• _TASK OBJECTIVE_:
Set down every record once more, exactly as given.

(Stored items)
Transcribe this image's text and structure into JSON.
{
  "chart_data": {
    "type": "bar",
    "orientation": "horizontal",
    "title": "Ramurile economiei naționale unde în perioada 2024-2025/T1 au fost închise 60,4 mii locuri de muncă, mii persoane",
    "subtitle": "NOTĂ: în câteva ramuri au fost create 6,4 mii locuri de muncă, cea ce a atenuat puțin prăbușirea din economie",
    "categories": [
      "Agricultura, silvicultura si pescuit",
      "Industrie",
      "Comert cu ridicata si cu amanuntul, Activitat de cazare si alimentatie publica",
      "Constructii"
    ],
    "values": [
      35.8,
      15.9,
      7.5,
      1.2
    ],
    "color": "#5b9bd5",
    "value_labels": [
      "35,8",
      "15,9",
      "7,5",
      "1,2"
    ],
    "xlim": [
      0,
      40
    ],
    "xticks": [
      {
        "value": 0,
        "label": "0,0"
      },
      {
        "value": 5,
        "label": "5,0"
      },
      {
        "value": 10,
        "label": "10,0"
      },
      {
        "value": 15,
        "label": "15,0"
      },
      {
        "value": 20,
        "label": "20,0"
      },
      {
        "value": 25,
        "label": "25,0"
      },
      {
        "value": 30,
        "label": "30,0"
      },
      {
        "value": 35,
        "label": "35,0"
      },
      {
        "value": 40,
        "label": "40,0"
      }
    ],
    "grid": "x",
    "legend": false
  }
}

• _EXERCISE RESULT_:
Transcribe this image's text and structure into JSON.
{
  "chart_data": {
    "type": "bar",
    "orientation": "horizontal",
    "title": "Ramurile economiei naționale unde în perioada 2024-2025/T1 au fost închise 60,4 mii locuri de muncă, mii persoane",
    "subtitle": "NOTĂ: în câteva ramuri au fost create 6,4 mii locuri de muncă, cea ce a atenuat puțin prăbușirea din economie",
    "categories": [
      "Agricultura, silvicultura si pescuit",
      "Industrie",
      "Comert cu ridicata si cu amanuntul, Activitat de cazare si alimentatie publica",
      "Constructii"
    ],
    "values": [
      35.8,
      15.9,
      7.5,
      1.2
    ],
    "color": "#5b9bd5",
    "value_labels": [
      "35,8",
      "15,9",
      "7,5",
      "1,2"
    ],
    "xlim": [
      0,
      40
    ],
    "xticks": [
      {
        "value": 0,
        "label": "0,0"
      },
      {
        "value": 5,
        "label": "5,0"
      },
      {
        "value": 10,
        "label": "10,0"
      },
      {
        "value": 15,
        "label": "15,0"
      },
      {
        "value": 20,
        "label": "20,0"
      },
      {
        "value": 25,
        "label": "25,0"
      },
      {
        "value": 30,
        "label": "30,0"
      },
      {
        "value": 35,
        "label": "35,0"
      },
      {
        "value": 40,
        "label": "40,0"
      }
    ],
    "grid": "x",
    "legend": false
  }
}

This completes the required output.